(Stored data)
#####

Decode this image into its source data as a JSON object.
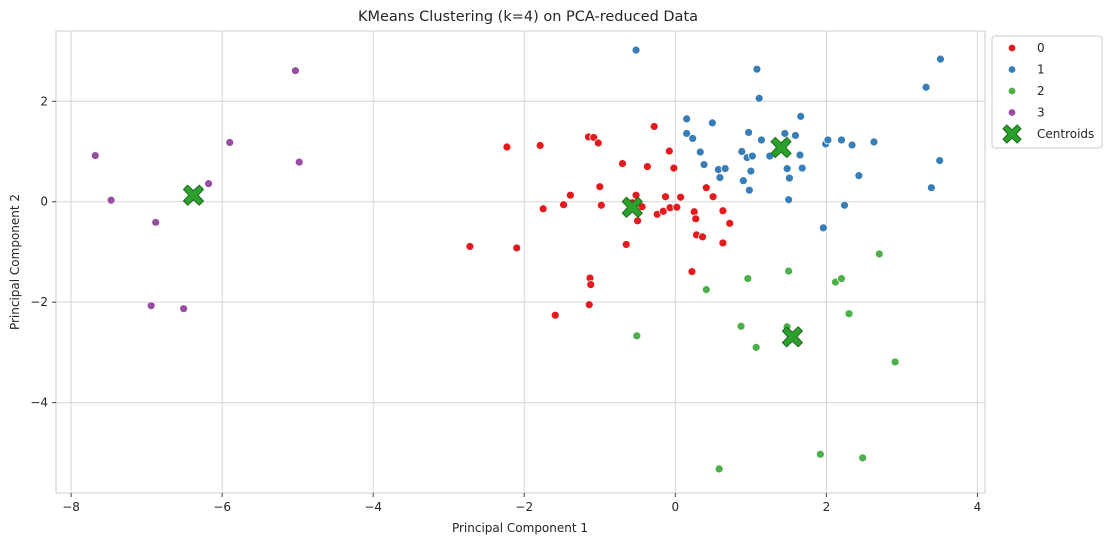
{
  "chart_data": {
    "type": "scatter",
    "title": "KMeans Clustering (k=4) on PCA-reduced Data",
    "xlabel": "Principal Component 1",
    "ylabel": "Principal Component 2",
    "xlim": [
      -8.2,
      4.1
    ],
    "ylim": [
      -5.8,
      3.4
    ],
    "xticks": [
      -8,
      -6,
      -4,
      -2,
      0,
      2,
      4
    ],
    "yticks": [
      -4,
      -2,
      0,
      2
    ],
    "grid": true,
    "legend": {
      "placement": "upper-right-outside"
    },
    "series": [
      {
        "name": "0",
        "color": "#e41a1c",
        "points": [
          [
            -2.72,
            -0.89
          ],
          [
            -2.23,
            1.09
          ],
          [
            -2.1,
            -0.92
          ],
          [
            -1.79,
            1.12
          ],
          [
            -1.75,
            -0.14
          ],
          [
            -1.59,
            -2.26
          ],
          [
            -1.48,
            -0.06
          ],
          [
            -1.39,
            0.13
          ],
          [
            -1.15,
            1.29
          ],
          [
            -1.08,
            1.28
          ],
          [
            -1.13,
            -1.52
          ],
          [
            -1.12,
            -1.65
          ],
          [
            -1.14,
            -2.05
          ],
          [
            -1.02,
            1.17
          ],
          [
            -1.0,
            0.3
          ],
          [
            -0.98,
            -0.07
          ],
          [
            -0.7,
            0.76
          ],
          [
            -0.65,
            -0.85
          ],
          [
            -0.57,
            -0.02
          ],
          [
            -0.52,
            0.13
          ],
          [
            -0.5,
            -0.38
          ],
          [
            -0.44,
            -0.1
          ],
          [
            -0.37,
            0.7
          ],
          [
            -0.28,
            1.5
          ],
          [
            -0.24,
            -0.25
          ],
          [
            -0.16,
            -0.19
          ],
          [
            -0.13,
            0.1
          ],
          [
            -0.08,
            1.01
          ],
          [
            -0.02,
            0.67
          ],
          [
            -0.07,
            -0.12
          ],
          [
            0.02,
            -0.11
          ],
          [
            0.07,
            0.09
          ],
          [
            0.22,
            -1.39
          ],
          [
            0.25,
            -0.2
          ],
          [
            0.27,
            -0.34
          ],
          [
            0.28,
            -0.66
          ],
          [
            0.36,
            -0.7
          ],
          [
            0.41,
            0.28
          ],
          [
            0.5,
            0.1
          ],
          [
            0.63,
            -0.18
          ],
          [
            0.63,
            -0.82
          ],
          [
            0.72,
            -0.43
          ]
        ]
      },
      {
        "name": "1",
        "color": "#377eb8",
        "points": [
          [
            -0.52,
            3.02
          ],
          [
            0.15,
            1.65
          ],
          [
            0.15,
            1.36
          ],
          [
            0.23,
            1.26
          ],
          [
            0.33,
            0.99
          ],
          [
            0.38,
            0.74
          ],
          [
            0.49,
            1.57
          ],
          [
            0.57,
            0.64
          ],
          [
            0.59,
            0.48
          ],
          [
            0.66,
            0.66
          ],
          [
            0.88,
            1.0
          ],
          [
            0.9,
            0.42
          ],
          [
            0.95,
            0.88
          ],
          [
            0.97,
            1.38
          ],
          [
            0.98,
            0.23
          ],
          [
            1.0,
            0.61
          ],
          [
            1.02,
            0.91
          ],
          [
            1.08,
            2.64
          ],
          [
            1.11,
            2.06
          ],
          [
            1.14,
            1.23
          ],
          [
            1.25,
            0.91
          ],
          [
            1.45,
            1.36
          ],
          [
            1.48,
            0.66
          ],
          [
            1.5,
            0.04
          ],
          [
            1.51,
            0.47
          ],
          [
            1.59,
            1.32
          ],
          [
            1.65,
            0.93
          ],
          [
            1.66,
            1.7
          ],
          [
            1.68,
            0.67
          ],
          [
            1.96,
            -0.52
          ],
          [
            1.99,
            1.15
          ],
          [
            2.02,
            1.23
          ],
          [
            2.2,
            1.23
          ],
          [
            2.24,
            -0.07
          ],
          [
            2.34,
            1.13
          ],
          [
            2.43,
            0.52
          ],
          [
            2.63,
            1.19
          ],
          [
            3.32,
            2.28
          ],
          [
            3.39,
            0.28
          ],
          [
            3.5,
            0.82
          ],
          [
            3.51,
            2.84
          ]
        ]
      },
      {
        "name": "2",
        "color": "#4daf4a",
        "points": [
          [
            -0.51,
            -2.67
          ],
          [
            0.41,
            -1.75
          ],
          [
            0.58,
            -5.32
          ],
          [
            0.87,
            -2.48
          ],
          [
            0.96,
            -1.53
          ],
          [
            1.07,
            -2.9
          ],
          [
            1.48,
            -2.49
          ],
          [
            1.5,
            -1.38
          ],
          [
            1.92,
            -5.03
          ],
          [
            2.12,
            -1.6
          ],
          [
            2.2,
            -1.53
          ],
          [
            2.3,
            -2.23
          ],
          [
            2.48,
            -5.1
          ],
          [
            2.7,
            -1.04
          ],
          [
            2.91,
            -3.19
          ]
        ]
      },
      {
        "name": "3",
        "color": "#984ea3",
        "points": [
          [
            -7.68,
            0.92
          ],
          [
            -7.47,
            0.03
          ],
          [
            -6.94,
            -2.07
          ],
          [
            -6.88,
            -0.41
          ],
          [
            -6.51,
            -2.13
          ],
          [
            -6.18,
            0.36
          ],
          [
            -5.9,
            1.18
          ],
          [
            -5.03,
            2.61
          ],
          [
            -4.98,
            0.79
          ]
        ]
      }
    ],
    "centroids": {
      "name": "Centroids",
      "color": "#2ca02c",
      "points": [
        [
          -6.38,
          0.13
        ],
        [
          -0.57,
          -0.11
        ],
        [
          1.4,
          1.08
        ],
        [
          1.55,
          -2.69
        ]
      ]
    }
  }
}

#####

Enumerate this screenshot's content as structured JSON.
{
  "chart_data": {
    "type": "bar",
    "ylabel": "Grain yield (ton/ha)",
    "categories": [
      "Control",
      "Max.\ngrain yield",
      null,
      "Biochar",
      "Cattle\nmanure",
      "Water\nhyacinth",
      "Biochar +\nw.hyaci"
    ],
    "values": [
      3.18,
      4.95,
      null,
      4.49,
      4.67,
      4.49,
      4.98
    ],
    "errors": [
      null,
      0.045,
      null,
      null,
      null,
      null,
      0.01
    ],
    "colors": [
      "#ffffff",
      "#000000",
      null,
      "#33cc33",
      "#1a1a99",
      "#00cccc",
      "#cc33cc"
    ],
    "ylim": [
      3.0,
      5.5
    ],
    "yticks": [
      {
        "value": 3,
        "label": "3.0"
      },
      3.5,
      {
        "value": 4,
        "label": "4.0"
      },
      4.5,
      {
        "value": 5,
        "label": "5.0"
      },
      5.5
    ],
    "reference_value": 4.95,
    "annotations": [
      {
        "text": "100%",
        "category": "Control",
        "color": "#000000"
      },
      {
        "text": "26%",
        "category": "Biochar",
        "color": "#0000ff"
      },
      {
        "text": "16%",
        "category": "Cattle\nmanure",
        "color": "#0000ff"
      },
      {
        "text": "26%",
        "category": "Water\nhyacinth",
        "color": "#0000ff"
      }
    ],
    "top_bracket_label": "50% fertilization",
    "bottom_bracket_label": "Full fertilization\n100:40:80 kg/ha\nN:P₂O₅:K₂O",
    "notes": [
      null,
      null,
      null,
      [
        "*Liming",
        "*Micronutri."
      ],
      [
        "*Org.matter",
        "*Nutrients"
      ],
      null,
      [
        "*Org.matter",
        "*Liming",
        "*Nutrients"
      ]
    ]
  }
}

#####

Go through the lines above. Select every one that has the string "yield".

    "ylabel": "Grain yield (ton/ha)",
      "Max.\ngrain yield",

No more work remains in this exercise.